On the business side:

  • Decide on and stick to your payment and refund policies.
  • Sign contracts with any assistants, trainee teachers, or new teachers.

  • Be a professional - start and finish all your classes on time.

On the creative side:

  • Stay at least ten steps ahead of your students. Achieve this by continuing your own study of dance. Attend classes and workshops of not just Bellydance, but of all different types of dance so as to keep learning.
  • Choreographing is a craft that requires practise, so always have new choreographies in progress.

On the teaching side:

  • Your attitude will determine the atmosphere for your classes, so be warm, friendly, and down-to-earth to create a welcoming class environment.

  • Gain your students' confidence by:

    • Learning their names.

    • Using positive language.

    • Being reliable and reassuring.

  • Keep your students motivated by:

    • Making classes fun.

    • Being enthusiastic.

    • Praising them liberally.

    • Finding new and interesting ways for them to practise old skills.

    • Giving options for people at different levels so that no one feels left out.

    • Helping them reach big dance achievements via small steps.

    • Acknowledging effort, even if it doesn't lead to success.

  • Help your students reach their dancing goals by:

    • Planning your lessons.

    • Having well-structured classes.

    • Working them hard from the beginning to the end of the class.

    • Finding a balance between drilling old skills and teaching new ones.

    • Correcting your students. They're not there to be mollycoddled and falsely flattered with non-stop praise. They're grown adults who are there to learn - teach them well by kindly correcting their mistakes.

  • Communicate with your students effectively by:

    • Being clear, consistent and concise.

    • Using not just language, but facial expression and body language.

  • Teach your students how to use props. (NOTE: So many teachers neglect teaching zills, but it's an important aspect of Bellydance. When teaching zills, wear yours but have your students either just use their fingers or only have a zill on each middle finger. That way you're the only one making noise and they'll be able to hear and follow your playing.)

Relationships:

  • As the saying goes: befriend in haste, repent at leisure. Choose your Bellydance friends wisely.

  • Steer away from making friends with students. However, friendships can sometimes develop (you are all adults, after all) so if you end up being friends with a a student, set some ground rules about how the friendship is to be conducted during class.

  • Be prepared for the disheartening experience of training advanced students as performers and teachers only to have them turn their back on you or act ungratefully in some way. It's a sad reality and happens all the time.

§ The task: Write out the stretch of the bellydance teaching advice from "On the teaching" through "reliable and reassuring.", keeping every word as it appears.

(Layout region rows)

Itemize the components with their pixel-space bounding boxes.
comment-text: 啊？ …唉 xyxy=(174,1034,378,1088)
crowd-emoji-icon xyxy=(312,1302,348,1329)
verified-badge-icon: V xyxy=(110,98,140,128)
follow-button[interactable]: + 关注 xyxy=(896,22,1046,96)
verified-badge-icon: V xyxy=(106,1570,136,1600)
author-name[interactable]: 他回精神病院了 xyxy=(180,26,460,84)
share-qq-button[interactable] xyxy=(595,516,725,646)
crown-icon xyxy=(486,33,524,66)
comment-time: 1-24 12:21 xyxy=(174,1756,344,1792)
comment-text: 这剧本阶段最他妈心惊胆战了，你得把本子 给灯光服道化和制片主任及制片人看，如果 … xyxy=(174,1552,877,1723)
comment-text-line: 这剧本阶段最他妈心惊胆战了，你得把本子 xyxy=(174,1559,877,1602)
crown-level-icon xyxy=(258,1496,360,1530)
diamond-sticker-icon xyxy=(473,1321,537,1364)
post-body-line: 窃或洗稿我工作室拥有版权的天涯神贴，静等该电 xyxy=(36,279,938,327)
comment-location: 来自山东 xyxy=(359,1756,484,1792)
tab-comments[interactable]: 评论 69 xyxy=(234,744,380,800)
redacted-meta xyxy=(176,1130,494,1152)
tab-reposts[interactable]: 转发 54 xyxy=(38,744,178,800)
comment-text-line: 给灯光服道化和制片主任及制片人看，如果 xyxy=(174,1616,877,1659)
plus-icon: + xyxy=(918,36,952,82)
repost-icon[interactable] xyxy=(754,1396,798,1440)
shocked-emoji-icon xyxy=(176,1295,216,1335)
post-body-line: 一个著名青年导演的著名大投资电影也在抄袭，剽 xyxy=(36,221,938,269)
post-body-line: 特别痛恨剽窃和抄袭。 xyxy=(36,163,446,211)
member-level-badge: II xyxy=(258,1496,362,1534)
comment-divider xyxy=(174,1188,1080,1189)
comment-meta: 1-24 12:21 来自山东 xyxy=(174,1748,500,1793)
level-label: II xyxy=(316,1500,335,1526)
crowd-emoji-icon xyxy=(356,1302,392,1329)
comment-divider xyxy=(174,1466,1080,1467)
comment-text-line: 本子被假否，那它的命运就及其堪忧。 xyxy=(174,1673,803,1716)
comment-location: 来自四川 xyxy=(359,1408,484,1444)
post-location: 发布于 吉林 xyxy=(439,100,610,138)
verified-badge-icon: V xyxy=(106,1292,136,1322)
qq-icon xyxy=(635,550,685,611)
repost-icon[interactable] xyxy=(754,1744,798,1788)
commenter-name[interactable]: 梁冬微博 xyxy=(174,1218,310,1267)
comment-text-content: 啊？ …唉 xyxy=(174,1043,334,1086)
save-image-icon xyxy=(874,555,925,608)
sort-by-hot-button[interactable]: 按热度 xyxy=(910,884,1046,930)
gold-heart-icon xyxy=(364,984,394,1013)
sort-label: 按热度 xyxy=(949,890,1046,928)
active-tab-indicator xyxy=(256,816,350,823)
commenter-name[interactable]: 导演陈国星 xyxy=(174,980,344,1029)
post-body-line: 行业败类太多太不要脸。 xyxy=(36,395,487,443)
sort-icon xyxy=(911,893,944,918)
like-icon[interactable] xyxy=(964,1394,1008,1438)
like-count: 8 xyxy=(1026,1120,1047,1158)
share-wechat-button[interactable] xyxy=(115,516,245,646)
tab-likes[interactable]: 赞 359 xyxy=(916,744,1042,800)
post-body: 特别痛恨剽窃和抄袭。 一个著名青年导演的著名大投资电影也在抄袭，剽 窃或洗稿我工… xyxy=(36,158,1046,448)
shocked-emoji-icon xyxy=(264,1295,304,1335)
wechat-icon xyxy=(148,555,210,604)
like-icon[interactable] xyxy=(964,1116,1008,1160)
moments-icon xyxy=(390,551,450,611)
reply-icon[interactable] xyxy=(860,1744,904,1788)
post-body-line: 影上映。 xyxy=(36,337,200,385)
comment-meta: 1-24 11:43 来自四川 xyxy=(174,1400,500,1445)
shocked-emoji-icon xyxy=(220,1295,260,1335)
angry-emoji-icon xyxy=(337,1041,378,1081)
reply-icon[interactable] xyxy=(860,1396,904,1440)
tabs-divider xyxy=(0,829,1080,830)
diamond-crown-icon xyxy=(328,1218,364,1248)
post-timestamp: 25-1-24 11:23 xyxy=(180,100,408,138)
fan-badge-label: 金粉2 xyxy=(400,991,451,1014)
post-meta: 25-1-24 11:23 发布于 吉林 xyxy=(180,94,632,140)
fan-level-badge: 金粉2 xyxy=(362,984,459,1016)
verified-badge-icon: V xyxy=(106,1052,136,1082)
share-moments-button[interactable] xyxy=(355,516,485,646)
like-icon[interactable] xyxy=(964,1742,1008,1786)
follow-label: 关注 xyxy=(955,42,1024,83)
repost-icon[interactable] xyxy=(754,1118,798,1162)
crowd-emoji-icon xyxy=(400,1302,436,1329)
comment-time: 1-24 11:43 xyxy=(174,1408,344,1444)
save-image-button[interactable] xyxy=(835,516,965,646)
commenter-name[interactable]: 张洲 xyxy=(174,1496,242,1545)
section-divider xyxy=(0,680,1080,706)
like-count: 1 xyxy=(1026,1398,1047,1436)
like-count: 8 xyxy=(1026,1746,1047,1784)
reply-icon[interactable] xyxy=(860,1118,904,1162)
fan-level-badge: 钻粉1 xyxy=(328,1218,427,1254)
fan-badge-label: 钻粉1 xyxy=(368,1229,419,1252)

§ Answer:
On the teaching side:

  • Your attitude will determine the atmosphere for your classes, so be warm, friendly, and down-to-earth to create a welcoming class environment.

  • Gain your students' confidence by:

    • Learning their names.

    • Using positive language.

    • Being reliable and reassuring.